-- START OF INPUT ROWS --

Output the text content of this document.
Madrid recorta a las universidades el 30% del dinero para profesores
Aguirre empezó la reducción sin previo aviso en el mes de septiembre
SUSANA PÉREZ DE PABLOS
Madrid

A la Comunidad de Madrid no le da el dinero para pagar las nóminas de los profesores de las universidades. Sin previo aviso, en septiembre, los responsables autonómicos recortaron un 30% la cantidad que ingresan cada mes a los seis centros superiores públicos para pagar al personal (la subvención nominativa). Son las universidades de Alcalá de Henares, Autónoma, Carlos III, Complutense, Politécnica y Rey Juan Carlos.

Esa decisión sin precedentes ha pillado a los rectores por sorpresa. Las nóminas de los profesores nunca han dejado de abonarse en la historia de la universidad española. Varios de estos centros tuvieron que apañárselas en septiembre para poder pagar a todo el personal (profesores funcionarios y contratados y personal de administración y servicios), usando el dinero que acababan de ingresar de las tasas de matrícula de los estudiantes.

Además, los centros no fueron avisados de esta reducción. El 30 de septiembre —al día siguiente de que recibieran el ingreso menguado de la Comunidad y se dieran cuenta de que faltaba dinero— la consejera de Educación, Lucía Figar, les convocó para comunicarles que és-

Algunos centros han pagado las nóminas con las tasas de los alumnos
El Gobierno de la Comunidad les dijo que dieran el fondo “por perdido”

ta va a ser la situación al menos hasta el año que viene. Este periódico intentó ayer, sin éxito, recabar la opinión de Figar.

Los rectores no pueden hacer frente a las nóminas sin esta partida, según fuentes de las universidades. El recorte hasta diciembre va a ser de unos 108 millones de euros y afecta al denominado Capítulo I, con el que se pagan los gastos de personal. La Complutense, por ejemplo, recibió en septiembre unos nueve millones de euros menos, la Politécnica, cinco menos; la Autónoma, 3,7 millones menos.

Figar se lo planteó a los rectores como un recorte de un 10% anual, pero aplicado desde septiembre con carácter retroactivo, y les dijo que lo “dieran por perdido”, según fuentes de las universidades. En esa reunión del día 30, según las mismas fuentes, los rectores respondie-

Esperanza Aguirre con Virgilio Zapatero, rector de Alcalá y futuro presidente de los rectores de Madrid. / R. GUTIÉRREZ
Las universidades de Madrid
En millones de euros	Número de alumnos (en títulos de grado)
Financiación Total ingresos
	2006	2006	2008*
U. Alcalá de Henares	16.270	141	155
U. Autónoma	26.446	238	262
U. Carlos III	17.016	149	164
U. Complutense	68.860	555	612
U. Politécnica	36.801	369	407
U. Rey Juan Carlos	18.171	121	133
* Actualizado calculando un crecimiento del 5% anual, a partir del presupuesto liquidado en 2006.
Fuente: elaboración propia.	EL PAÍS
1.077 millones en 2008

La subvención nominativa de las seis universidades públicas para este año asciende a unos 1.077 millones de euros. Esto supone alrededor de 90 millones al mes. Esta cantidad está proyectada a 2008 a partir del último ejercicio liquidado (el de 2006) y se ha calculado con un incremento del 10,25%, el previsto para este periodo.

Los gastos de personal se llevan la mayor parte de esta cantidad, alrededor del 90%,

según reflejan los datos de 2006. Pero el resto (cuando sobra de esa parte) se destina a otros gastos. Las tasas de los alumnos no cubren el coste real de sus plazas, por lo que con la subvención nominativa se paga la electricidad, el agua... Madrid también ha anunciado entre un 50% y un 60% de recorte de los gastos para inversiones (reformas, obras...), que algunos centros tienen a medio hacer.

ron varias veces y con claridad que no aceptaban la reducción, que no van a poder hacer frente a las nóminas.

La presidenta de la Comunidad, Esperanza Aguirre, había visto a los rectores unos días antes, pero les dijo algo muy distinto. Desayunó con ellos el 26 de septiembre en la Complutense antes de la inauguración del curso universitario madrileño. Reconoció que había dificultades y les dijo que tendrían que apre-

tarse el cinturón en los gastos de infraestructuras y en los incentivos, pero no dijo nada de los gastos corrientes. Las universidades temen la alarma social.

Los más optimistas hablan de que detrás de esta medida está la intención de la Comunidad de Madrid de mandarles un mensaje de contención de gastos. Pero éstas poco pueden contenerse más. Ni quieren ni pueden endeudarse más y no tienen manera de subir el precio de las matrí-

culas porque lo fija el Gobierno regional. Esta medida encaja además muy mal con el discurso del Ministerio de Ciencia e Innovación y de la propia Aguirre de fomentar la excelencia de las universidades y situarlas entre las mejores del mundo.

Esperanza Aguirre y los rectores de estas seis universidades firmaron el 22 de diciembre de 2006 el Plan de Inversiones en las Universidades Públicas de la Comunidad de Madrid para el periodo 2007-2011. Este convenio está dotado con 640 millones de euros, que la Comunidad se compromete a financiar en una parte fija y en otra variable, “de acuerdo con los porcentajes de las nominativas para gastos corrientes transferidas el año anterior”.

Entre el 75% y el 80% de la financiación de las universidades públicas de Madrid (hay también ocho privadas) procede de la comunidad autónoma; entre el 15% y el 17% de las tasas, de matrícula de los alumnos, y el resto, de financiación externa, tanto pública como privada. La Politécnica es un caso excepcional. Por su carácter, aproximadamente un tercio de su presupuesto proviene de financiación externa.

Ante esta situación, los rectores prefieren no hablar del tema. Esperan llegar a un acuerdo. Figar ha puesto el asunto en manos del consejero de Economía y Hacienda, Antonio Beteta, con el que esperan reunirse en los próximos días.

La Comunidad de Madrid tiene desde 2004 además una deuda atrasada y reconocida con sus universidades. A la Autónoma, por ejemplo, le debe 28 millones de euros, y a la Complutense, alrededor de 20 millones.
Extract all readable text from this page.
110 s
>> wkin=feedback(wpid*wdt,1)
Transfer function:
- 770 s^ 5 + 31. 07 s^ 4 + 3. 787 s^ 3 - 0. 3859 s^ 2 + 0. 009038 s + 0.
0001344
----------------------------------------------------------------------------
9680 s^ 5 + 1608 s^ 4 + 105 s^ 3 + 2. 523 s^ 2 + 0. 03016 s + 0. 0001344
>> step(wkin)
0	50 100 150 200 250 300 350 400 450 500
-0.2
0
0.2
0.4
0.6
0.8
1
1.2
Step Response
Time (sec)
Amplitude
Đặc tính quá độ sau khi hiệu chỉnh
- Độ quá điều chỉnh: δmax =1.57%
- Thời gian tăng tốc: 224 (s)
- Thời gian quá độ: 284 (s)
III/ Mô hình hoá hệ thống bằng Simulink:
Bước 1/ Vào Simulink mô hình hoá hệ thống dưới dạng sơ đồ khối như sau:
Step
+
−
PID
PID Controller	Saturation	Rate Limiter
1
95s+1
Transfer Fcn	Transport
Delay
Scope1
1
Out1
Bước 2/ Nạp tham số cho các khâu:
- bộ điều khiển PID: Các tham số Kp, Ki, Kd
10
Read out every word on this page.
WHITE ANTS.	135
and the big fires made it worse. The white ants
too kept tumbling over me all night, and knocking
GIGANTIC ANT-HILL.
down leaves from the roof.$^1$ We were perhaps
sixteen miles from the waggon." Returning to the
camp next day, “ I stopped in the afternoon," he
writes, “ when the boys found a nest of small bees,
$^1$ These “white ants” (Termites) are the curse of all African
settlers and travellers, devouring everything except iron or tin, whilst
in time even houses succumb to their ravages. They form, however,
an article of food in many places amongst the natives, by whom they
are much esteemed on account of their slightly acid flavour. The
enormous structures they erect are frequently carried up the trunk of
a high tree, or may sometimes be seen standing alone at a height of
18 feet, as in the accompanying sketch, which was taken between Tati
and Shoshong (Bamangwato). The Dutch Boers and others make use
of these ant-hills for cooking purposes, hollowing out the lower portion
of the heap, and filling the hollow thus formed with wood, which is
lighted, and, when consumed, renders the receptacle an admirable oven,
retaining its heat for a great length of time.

-- END OF INPUT ROWS --

TASK TO COMPLETE:
From the entries above, extract every line where the word "partir" appears.

TASK OUTPUT:
* Actualizado calculando un crecimiento del 5% anual, a partir del presupuesto liquidado en 2006.
La subvención nominativa de las seis universidades públicas para este año asciende a unos 1.077 millones de euros. Esto supone alrededor de 90 millones al mes. Esta cantidad está proyectada a 2008 a partir del último ejercicio liquidado (el de 2006) y se ha calculado con un incremento del 10,25%, el previsto para este periodo.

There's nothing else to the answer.